> _Texte source_
>>>

L'Ukraine, qui a subi une grosse pluie de missile et de drone ce lundi, consomme énormément de munitions anti-aériennes. «Les systèmes de défense antiaériens sont la priorité numéro 1», selon le ministre. Mais, pour Kiev, le plus important est l'acheminement régulier de munitions : «Et il y a un sujet très important avec nos partenaires, concernant le calibre de 155 mm (le calibre OTAN standardisé, NDLR)», a-t-il précisé. «Au début de la guerre, la consommation d'obus d'artillerie de différents calibres était de 60 000 par jour sur cette guerre. Aujourd'hui on en est à 30 000 à peu près. Différents types. On peut en utiliser moins, même 10 000. Mais cette guerre est une guerre de ressources».

<<<

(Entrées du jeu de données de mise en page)

>>>

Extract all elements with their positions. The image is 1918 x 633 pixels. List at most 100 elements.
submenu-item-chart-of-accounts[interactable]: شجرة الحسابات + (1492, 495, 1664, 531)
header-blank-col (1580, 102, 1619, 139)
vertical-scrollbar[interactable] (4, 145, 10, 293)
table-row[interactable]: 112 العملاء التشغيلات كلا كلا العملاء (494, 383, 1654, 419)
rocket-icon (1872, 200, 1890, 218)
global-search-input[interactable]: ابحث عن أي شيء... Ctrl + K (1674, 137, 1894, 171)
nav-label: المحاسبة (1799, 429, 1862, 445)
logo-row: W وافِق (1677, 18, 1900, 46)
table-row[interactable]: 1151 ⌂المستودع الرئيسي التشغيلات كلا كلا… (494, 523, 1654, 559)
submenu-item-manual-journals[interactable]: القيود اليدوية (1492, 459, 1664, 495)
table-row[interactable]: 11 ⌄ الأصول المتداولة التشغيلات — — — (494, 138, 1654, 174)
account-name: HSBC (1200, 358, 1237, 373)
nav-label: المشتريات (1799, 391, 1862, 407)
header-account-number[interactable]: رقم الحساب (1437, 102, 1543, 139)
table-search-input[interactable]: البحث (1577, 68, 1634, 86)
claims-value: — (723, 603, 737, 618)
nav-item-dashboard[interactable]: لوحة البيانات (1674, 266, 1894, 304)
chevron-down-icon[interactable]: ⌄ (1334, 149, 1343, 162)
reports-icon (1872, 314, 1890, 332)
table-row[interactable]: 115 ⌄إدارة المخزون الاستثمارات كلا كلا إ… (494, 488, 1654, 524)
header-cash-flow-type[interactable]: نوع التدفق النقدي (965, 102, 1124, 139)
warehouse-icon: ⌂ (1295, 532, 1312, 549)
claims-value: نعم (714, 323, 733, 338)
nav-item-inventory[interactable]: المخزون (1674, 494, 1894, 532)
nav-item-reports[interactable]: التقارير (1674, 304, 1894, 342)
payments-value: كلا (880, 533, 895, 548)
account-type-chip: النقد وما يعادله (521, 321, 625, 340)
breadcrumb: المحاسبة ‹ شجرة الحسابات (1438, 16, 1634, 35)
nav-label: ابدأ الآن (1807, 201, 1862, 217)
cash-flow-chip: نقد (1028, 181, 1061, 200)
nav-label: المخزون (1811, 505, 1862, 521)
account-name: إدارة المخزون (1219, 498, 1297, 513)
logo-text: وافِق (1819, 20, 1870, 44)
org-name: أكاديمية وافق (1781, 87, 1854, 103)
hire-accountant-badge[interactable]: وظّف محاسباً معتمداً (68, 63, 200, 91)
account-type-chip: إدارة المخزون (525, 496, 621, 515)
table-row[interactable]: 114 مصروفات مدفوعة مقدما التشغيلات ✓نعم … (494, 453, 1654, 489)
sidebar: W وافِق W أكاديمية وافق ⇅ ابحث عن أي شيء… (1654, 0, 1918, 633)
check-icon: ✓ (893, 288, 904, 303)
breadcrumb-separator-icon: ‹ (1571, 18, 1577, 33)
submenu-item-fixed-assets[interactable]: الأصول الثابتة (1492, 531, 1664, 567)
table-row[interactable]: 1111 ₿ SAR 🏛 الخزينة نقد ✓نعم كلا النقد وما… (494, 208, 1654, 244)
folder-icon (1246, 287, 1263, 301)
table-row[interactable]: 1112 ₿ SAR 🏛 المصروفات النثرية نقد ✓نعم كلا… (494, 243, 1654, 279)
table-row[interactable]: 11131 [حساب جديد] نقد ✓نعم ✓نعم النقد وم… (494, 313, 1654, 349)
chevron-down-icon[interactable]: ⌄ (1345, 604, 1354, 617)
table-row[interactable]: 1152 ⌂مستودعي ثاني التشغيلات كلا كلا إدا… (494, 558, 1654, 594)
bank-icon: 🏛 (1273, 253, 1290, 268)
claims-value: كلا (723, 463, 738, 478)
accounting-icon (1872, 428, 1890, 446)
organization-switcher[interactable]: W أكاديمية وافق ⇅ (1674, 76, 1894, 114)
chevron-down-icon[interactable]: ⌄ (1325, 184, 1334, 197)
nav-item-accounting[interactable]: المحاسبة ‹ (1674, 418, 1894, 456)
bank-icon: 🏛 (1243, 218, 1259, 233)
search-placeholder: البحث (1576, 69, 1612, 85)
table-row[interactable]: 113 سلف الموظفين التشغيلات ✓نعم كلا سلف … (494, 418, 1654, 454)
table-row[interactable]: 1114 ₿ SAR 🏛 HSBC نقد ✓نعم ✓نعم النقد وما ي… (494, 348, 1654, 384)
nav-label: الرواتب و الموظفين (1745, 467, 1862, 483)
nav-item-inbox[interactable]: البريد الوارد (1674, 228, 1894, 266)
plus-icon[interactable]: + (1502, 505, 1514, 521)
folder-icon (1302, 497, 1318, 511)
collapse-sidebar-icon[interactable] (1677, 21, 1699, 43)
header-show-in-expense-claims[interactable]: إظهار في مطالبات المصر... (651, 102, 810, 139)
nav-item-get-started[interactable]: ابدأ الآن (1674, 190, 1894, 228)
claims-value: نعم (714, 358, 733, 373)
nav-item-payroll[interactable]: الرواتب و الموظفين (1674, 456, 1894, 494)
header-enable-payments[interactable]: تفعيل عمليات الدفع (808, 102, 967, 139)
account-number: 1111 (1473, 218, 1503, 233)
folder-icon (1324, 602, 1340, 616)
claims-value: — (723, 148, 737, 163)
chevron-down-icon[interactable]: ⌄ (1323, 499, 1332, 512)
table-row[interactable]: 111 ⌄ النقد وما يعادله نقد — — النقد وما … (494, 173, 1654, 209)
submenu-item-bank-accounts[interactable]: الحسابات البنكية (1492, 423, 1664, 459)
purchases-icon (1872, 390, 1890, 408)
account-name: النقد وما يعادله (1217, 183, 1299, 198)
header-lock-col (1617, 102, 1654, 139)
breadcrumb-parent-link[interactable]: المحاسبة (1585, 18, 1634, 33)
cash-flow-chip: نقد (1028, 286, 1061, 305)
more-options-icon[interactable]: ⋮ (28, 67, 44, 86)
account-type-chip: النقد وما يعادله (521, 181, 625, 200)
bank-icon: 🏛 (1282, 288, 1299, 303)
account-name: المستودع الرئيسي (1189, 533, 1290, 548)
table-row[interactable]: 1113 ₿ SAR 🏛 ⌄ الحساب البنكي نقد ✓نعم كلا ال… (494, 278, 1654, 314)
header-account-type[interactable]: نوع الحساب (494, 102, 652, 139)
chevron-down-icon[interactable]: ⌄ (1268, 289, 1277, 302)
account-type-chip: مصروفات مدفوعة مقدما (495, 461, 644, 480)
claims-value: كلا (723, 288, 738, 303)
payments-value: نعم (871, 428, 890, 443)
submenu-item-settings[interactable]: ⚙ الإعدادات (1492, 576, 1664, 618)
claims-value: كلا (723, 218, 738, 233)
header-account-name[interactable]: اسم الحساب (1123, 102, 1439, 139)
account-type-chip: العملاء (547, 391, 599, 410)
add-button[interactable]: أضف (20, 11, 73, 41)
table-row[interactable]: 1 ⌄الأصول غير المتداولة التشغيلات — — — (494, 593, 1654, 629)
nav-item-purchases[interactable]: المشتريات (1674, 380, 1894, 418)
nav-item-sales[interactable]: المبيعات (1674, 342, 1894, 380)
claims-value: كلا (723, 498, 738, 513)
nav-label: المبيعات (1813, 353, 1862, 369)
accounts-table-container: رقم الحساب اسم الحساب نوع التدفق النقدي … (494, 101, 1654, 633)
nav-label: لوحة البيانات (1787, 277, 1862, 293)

<<<

> _Consignes de l'exercice_
**a)** Modifiez les lignes de la liste, du début jusqu'à la ligne contenant « account-name: HSBC (1200, 358, 1237, 373) » incluse, en remplaçant « table-row » par « data-row ». Ne changez rien d'autre.
**b)** Poursuivez, s'il vous plaît, le texte sur les besoins de l'Ukraine en munitions à partir de l'endroit où il s'arrête.

> _Résultats attendus_
**a)**
Extract all elements with their positions. The image is 1918 x 633 pixels. List at most 100 elements.
submenu-item-chart-of-accounts[interactable]: شجرة الحسابات + (1492, 495, 1664, 531)
header-blank-col (1580, 102, 1619, 139)
vertical-scrollbar[interactable] (4, 145, 10, 293)
data-row[interactable]: 112 العملاء التشغيلات كلا كلا العملاء (494, 383, 1654, 419)
rocket-icon (1872, 200, 1890, 218)
global-search-input[interactable]: ابحث عن أي شيء... Ctrl + K (1674, 137, 1894, 171)
nav-label: المحاسبة (1799, 429, 1862, 445)
logo-row: W وافِق (1677, 18, 1900, 46)
data-row[interactable]: 1151 ⌂المستودع الرئيسي التشغيلات كلا كلا… (494, 523, 1654, 559)
submenu-item-manual-journals[interactable]: القيود اليدوية (1492, 459, 1664, 495)
data-row[interactable]: 11 ⌄ الأصول المتداولة التشغيلات — — — (494, 138, 1654, 174)
account-name: HSBC (1200, 358, 1237, 373)

**b)**
Enfin, le ministre a évoqué les missiles à longue portée. «Lorsqu'en juillet, l'an dernier, nous avons reçu des lance-roquettes M270 d'Allemagne et des LRU français, nous avions la possibilité de frapper des cibles situées à 80 km de distance. Mais les Russes ont alors reculé leurs positions stratégiques à 120 km», a-t-il rappelé. Depuis, le Royaume-Uni a fourni des missiles Storm Shadow ( d'une portée officielle de 250 km, mais qui pourrait bien atteindre le double, NDLR) et «nous avons demandé des Taurus à l'Allemagne, des Scalp à la France et d'autres munitions à d'autres pays».
*Le Rafale est produit par le groupe Dassault, propriétaire du Figaro.